# START OF MATERIAL FOR THIS EXERCISE

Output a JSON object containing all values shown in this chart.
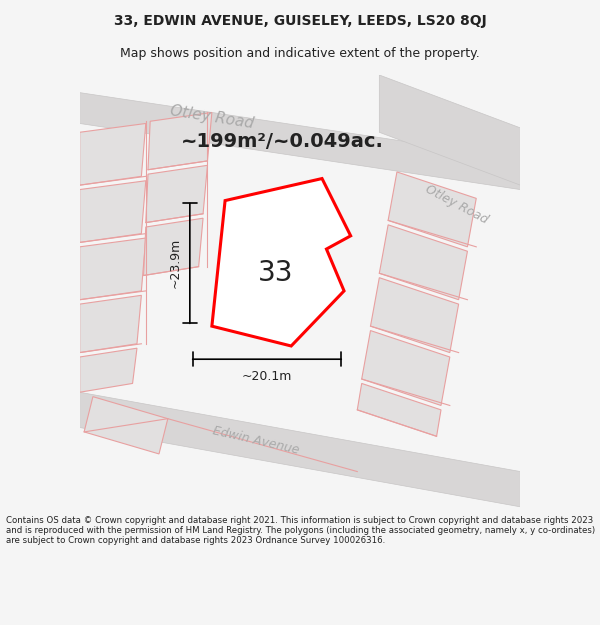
{
  "title_line1": "33, EDWIN AVENUE, GUISELEY, LEEDS, LS20 8QJ",
  "title_line2": "Map shows position and indicative extent of the property.",
  "area_text": "~199m²/~0.049ac.",
  "label_33": "33",
  "dim_height": "~23.9m",
  "dim_width": "~20.1m",
  "road_label_top": "Otley Road",
  "road_label_right": "Otley Road",
  "road_label_bottom": "Edwin Avenue",
  "footer_text": "Contains OS data © Crown copyright and database right 2021. This information is subject to Crown copyright and database rights 2023 and is reproduced with the permission of HM Land Registry. The polygons (including the associated geometry, namely x, y co-ordinates) are subject to Crown copyright and database rights 2023 Ordnance Survey 100026316.",
  "bg_color": "#f5f5f5",
  "map_bg": "#eeecec",
  "road_color": "#d8d6d6",
  "road_border": "#c8c6c6",
  "red_color": "#ff0000",
  "pink_color": "#e8a0a0",
  "dark_text": "#222222",
  "gray_text": "#aaaaaa",
  "white_color": "#ffffff",
  "block_color": "#e2e0e0",
  "block_edge": "#d0cece"
}
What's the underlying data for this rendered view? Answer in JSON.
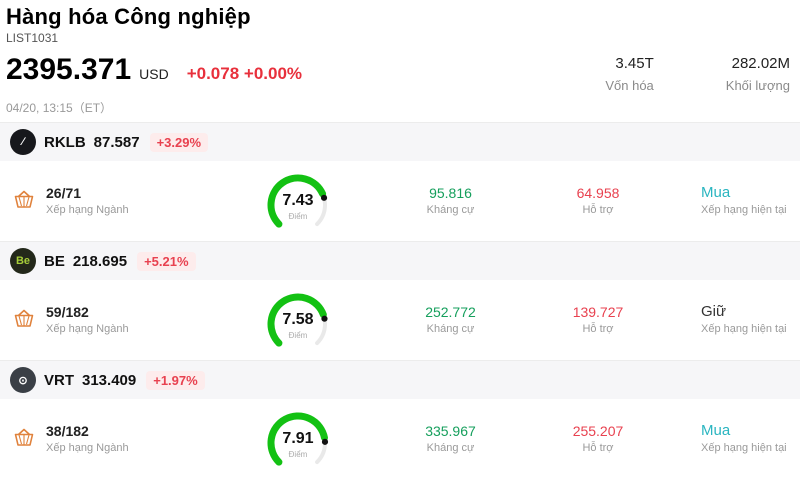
{
  "header": {
    "title": "Hàng hóa Công nghiệp",
    "list_id": "LIST1031",
    "price": "2395.371",
    "currency": "USD",
    "change": "+0.078 +0.00%",
    "datetime": "04/20, 13:15（ET）",
    "stats": [
      {
        "value": "3.45T",
        "label": "Vốn hóa"
      },
      {
        "value": "282.02M",
        "label": "Khối lượng"
      }
    ]
  },
  "colors": {
    "up_green": "#159f5c",
    "down_red": "#e8414f",
    "gauge_green": "#13c113",
    "buy_teal": "#2ab5c0",
    "hold_dark": "#333333"
  },
  "stocks": [
    {
      "ticker": "RKLB",
      "price": "87.587",
      "change": "+3.29%",
      "logo": {
        "text": "∕",
        "bg": "#17181c",
        "color": "#ffffff"
      },
      "rank": "26/71",
      "rank_label": "Xếp hạng Ngành",
      "score": 7.43,
      "score_label": "Điểm",
      "resistance": "95.816",
      "resistance_label": "Kháng cự",
      "support": "64.958",
      "support_label": "Hỗ trợ",
      "rating": "Mua",
      "rating_label": "Xếp hạng hiện tại",
      "rating_color": "#2ab5c0"
    },
    {
      "ticker": "BE",
      "price": "218.695",
      "change": "+5.21%",
      "logo": {
        "text": "Be",
        "bg": "#23281a",
        "color": "#a6ce39"
      },
      "rank": "59/182",
      "rank_label": "Xếp hạng Ngành",
      "score": 7.58,
      "score_label": "Điểm",
      "resistance": "252.772",
      "resistance_label": "Kháng cự",
      "support": "139.727",
      "support_label": "Hỗ trợ",
      "rating": "Giữ",
      "rating_label": "Xếp hạng hiện tại",
      "rating_color": "#333333"
    },
    {
      "ticker": "VRT",
      "price": "313.409",
      "change": "+1.97%",
      "logo": {
        "text": "⊙",
        "bg": "#3a3f46",
        "color": "#ffffff"
      },
      "rank": "38/182",
      "rank_label": "Xếp hạng Ngành",
      "score": 7.91,
      "score_label": "Điểm",
      "resistance": "335.967",
      "resistance_label": "Kháng cự",
      "support": "255.207",
      "support_label": "Hỗ trợ",
      "rating": "Mua",
      "rating_label": "Xếp hạng hiện tại",
      "rating_color": "#2ab5c0"
    }
  ]
}
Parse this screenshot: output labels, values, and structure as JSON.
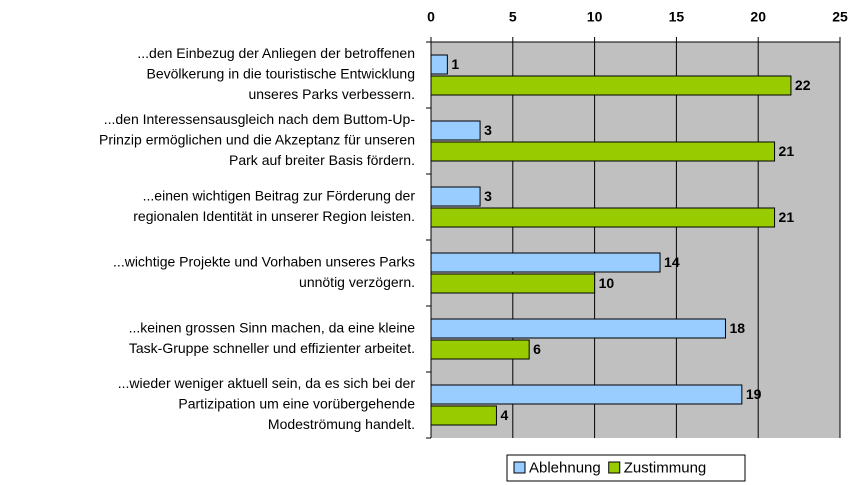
{
  "chart_data": {
    "type": "bar",
    "orientation": "horizontal",
    "categories": [
      [
        "...den Einbezug der Anliegen der betroffenen",
        "Bevölkerung in die touristische Entwicklung",
        "unseres Parks verbessern."
      ],
      [
        "...den Interessensausgleich nach dem Buttom-Up-",
        "Prinzip ermöglichen und die Akzeptanz für unseren",
        "Park auf breiter Basis fördern."
      ],
      [
        "...einen wichtigen Beitrag zur Förderung der",
        "regionalen Identität in unserer Region leisten."
      ],
      [
        "...wichtige Projekte und Vorhaben unseres Parks",
        "unnötig verzögern."
      ],
      [
        "...keinen grossen Sinn machen, da eine kleine",
        "Task-Gruppe schneller und effizienter arbeitet."
      ],
      [
        "...wieder weniger aktuell sein, da es sich bei der",
        "Partizipation um eine vorübergehende",
        "Modeströmung handelt."
      ]
    ],
    "series": [
      {
        "name": "Ablehnung",
        "color": "#99ccff",
        "values": [
          1,
          3,
          3,
          14,
          18,
          19
        ]
      },
      {
        "name": "Zustimmung",
        "color": "#99cc00",
        "values": [
          22,
          21,
          21,
          10,
          6,
          4
        ]
      }
    ],
    "xlim": [
      0,
      25
    ],
    "xticks": [
      0,
      5,
      10,
      15,
      20,
      25
    ],
    "grid": true,
    "legend": "bottom"
  }
}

# END OF MATERIAL FOR THIS EXERCISE

* YOUR TASK: Reproduce every line above as written, skipping pictures.

* THE SOLUTION:
Output a JSON object containing all values shown in this chart.
{
  "title_line1": "33, EDWIN AVENUE, GUISELEY, LEEDS, LS20 8QJ",
  "title_line2": "Map shows position and indicative extent of the property.",
  "area_text": "~199m²/~0.049ac.",
  "label_33": "33",
  "dim_height": "~23.9m",
  "dim_width": "~20.1m",
  "road_label_top": "Otley Road",
  "road_label_right": "Otley Road",
  "road_label_bottom": "Edwin Avenue",
  "footer_text": "Contains OS data © Crown copyright and database right 2021. This information is subject to Crown copyright and database rights 2023 and is reproduced with the permission of HM Land Registry. The polygons (including the associated geometry, namely x, y co-ordinates) are subject to Crown copyright and database rights 2023 Ordnance Survey 100026316.",
  "bg_color": "#f5f5f5",
  "map_bg": "#eeecec",
  "road_color": "#d8d6d6",
  "road_border": "#c8c6c6",
  "red_color": "#ff0000",
  "pink_color": "#e8a0a0",
  "dark_text": "#222222",
  "gray_text": "#aaaaaa",
  "white_color": "#ffffff",
  "block_color": "#e2e0e0",
  "block_edge": "#d0cece"
}
What's the underlying data for this rendered view? Answer in JSON.
{
  "header": {
    "title": "Hàng hóa Công nghiệp",
    "list_id": "LIST1031",
    "price": "2395.371",
    "currency": "USD",
    "change": "+0.078 +0.00%",
    "datetime": "04/20, 13:15（ET）",
    "stats": [
      {
        "value": "3.45T",
        "label": "Vốn hóa"
      },
      {
        "value": "282.02M",
        "label": "Khối lượng"
      }
    ]
  },
  "colors": {
    "up_green": "#159f5c",
    "down_red": "#e8414f",
    "gauge_green": "#13c113",
    "buy_teal": "#2ab5c0",
    "hold_dark": "#333333"
  },
  "stocks": [
    {
      "ticker": "RKLB",
      "price": "87.587",
      "change": "+3.29%",
      "logo": {
        "text": "∕",
        "bg": "#17181c",
        "color": "#ffffff"
      },
      "rank": "26/71",
      "rank_label": "Xếp hạng Ngành",
      "score": 7.43,
      "score_label": "Điểm",
      "resistance": "95.816",
      "resistance_label": "Kháng cự",
      "support": "64.958",
      "support_label": "Hỗ trợ",
      "rating": "Mua",
      "rating_label": "Xếp hạng hiện tại",
      "rating_color": "#2ab5c0"
    },
    {
      "ticker": "BE",
      "price": "218.695",
      "change": "+5.21%",
      "logo": {
        "text": "Be",
        "bg": "#23281a",
        "color": "#a6ce39"
      },
      "rank": "59/182",
      "rank_label": "Xếp hạng Ngành",
      "score": 7.58,
      "score_label": "Điểm",
      "resistance": "252.772",
      "resistance_label": "Kháng cự",
      "support": "139.727",
      "support_label": "Hỗ trợ",
      "rating": "Giữ",
      "rating_label": "Xếp hạng hiện tại",
      "rating_color": "#333333"
    },
    {
      "ticker": "VRT",
      "price": "313.409",
      "change": "+1.97%",
      "logo": {
        "text": "⊙",
        "bg": "#3a3f46",
        "color": "#ffffff"
      },
      "rank": "38/182",
      "rank_label": "Xếp hạng Ngành",
      "score": 7.91,
      "score_label": "Điểm",
      "resistance": "335.967",
      "resistance_label": "Kháng cự",
      "support": "255.207",
      "support_label": "Hỗ trợ",
      "rating": "Mua",
      "rating_label": "Xếp hạng hiện tại",
      "rating_color": "#2ab5c0"
    }
  ]
}
Parse this screenshot: output labels, values, and structure as JSON.
{
  "chart_data": {
    "type": "bar",
    "orientation": "horizontal",
    "categories": [
      [
        "...den Einbezug der Anliegen der betroffenen",
        "Bevölkerung in die touristische Entwicklung",
        "unseres Parks verbessern."
      ],
      [
        "...den Interessensausgleich nach dem Buttom-Up-",
        "Prinzip ermöglichen und die Akzeptanz für unseren",
        "Park auf breiter Basis fördern."
      ],
      [
        "...einen wichtigen Beitrag zur Förderung der",
        "regionalen Identität in unserer Region leisten."
      ],
      [
        "...wichtige Projekte und Vorhaben unseres Parks",
        "unnötig verzögern."
      ],
      [
        "...keinen grossen Sinn machen, da eine kleine",
        "Task-Gruppe schneller und effizienter arbeitet."
      ],
      [
        "...wieder weniger aktuell sein, da es sich bei der",
        "Partizipation um eine vorübergehende",
        "Modeströmung handelt."
      ]
    ],
    "series": [
      {
        "name": "Ablehnung",
        "color": "#99ccff",
        "values": [
          1,
          3,
          3,
          14,
          18,
          19
        ]
      },
      {
        "name": "Zustimmung",
        "color": "#99cc00",
        "values": [
          22,
          21,
          21,
          10,
          6,
          4
        ]
      }
    ],
    "xlim": [
      0,
      25
    ],
    "xticks": [
      0,
      5,
      10,
      15,
      20,
      25
    ],
    "grid": true,
    "legend": "bottom"
  }
}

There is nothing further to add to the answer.